*TEXTO PROPORCIONADO*
Nuestro héroe Martí i Franquès
Las investigaciones de un científico catalán sobre el oxígeno
En 1866, 34 años después de la muerte de Antoni de Martí Franquès, se publicó en Washington un estudio titulado Warming and Ventilating the Capitol, donde diferentes técnicos y científicos discutían la posibilidad de instalar un sistema de ventilación en el Capitolio. La química había cambiado mucho, y muy rápidamente, desde los tiempos del científico catalán y, al mismo tiempo, algunos de los términos que Martí Franquès ayudó a introducir en España se habían convertido en conceptos de uso común.
Martí Franquès hizo sus aportaciones más importantes a finales del siglo xviii, en plena revolución química, con la nomenclatura a medio hacer y arrastrando los rudimentos del flogisto. Y pese a las diferencias, la química del 1860 no había olvidado a sus fundadores. Tal y como se ha descubierto recientemente, Martí Franquès es mencionado en este estudio, en la sección en la que Charles Wetherill, químico de la Smithsonian Institution, compila toda la información relevante sobre el aire. Se trata de una cita del trabajo más conocido e importante de Martí Franquès: su medida de la cantidad de oxígeno en el aire.
«El trabajo de Martí Franqués no es excepcional por su precisión ni porque lo llevara a cabo un hombre que vivía aislado de cualquier comunidad científica activa. Es excepcional porque resuelve un problema científico que estaba huérfano»
La cronología del descubrimiento resumida por Wetherill está muy clara, de hecho es reveladora, y vale la pena recordarla: «En 1774, Scheele afirma que el aire contiene dos fluidos; el nitrógeno y el oxígeno. En 1775, Fontana y Landriani, por culpa de la imprecisión de su instrumental, popularizan la errónea idea de que la concentración de oxígeno es variable. En 1778, Saussure mide la concentración de oxígeno en los Alpes y llega a la incorrecta conclusión de que la concentración varía entre valles y montañas. Finalmente, en 1790, De Marty [se refiere a Martí Franquès] es conducido, por experimentos en Cataluña con sulfuros de calcio, a afirmar que la proporción de oxígeno en la atmósfera es constante.»

*OBJETIVOS*
• a. Responde estas preguntas sobre el texto de Martí Franquès:
(i) ¿En qué año y en qué ciudad se publicó el estudio Warming and Ventilating the Capitol?
(ii) ¿De qué institución era químico Charles Wetherill?
(iii) Según la cronología, ¿a qué conclusión llegó Saussure en 1778?
• b. Redacta lo que sigue al texto sobre Martí Franquès a partir de su última frase.

(Datos de anotación de diseño)
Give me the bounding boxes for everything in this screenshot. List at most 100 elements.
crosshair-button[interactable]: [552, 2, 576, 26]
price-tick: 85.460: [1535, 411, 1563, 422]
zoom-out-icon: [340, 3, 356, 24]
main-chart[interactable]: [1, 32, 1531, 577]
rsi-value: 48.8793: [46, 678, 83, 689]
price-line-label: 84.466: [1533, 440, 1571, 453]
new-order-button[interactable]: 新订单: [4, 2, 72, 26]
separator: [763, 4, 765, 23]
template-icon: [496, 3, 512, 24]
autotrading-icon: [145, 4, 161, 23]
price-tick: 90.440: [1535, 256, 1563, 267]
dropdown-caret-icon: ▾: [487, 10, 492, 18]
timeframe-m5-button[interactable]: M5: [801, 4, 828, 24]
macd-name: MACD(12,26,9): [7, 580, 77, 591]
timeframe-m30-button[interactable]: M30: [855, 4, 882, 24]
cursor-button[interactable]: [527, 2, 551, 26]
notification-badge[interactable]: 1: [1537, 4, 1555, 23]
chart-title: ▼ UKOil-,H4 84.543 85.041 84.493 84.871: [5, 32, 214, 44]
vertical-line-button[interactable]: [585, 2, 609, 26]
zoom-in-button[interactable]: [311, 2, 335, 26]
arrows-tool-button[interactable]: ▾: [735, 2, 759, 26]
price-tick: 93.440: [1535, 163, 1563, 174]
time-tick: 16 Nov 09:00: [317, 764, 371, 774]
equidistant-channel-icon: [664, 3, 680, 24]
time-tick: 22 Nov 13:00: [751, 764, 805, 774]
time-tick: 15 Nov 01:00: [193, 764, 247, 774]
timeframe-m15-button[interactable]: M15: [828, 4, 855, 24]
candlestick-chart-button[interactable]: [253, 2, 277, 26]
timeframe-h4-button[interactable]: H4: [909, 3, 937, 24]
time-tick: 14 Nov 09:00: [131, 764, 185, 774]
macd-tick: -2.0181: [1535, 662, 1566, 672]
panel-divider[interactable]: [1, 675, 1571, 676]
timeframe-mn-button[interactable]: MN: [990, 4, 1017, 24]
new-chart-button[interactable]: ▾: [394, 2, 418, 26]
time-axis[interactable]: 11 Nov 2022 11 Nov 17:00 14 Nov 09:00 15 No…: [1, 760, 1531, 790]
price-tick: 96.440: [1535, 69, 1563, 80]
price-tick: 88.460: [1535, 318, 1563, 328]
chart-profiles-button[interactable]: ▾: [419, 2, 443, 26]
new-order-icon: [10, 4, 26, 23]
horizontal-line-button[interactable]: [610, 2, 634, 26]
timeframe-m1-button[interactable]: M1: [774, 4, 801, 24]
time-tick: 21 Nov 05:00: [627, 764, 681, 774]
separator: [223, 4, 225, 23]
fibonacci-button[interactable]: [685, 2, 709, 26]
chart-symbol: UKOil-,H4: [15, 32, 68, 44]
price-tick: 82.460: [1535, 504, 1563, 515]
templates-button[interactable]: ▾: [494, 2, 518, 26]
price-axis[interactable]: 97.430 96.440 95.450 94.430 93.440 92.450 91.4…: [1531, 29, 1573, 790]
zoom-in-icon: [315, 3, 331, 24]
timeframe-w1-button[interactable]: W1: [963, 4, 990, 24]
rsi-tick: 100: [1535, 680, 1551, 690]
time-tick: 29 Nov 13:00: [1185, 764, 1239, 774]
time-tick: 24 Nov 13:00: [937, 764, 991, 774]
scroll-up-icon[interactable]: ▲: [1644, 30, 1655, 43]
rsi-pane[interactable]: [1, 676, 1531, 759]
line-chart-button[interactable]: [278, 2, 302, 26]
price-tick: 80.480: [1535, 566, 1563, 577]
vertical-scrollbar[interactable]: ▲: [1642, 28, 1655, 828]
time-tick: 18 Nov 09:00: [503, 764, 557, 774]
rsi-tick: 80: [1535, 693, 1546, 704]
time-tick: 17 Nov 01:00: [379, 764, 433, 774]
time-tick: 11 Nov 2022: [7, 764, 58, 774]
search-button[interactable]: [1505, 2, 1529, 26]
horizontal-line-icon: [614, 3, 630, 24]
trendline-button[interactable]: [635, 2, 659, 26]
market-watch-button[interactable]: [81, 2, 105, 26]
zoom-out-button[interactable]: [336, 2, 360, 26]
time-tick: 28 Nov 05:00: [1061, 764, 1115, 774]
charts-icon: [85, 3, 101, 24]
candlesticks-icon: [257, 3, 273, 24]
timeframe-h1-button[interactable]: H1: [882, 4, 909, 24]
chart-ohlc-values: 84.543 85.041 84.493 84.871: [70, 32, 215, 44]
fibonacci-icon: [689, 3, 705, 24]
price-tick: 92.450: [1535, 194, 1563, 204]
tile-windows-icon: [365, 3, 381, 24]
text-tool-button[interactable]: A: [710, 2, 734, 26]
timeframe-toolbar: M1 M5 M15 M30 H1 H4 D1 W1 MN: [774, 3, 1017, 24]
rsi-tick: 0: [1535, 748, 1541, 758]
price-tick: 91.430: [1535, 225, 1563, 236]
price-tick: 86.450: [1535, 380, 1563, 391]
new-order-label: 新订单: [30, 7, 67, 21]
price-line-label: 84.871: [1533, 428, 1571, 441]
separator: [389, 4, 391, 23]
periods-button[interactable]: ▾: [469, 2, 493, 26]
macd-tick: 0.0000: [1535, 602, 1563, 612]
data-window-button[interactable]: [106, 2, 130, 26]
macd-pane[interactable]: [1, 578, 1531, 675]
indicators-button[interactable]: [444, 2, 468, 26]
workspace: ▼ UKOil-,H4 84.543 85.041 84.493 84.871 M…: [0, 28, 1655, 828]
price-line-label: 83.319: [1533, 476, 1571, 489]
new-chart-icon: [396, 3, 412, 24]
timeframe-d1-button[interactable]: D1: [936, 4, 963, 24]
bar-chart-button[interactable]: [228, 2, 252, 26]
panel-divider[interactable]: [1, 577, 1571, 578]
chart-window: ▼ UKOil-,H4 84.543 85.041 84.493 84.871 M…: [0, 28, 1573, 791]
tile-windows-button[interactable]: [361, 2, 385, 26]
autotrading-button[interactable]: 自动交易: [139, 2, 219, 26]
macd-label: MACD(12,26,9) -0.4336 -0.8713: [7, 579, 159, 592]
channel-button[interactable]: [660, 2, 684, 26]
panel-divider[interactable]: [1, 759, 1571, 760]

*LOS RESULTADOS*
• a.
(i) En 1866, en Washington.
(ii) De la Smithsonian Institution.
(iii) A que la concentración de oxígeno varía entre valles y montañas.

• b.
Lisa y llanamente aquí, para Wetherill, acaba la discusión sobre el oxígeno, y la cronología sigue con el detalle de otros descubrimientos. Martí Franquès es presentado como quien aporta la solución al problema y su conocido experimento se considera definitivo. Para no dejar ninguna duda, Wetherill añade que en 1801 Davy corrobora los valores de Martí Franquès. Si este hecho es relevante es porque no siempre se ha mirado el trabajo de Martí Franquès desde esta perspectiva. Cuando en 1935 Antoni Quintana escribió su meticulosa, pionera y sentida biografía del científico, probó por todos los medios a convertirlo –muy razonablemente– en un héroe de la ciencia catalana.
Hoy, sin embargo, cuando leemos sobre él en algún trabajo contemporáneo, podemos acabar con la impresión de que Martí Franquès fue poco más que un hacendado excepcionalmente dotado para la experimentación, con cierta habilidad para estudiar problemas químicos de segundo orden. Épica al margen, lo que sabemos es que en 1791 Martí Franquès paseó por sus tierras, tomó muestras de aire y midió la composición con sulfuros de calcio. El impacto de este experimento, la difusión que tuvo y, sobre todo, el juicio de su importancia es una discusión a cerrar. Debemos escoger cómo mirar nuestro gran químico, y, ya que el doctor Wetherill vivió en su siglo, quizá vale la pena escuchar su versión.
«Martí Franquès hizo sus aportaciones más importantes a finales del siglo XVIII, en plena revolución química, con la nomenclatura a medio hacer y arrastrando los rudimentos del flogisto»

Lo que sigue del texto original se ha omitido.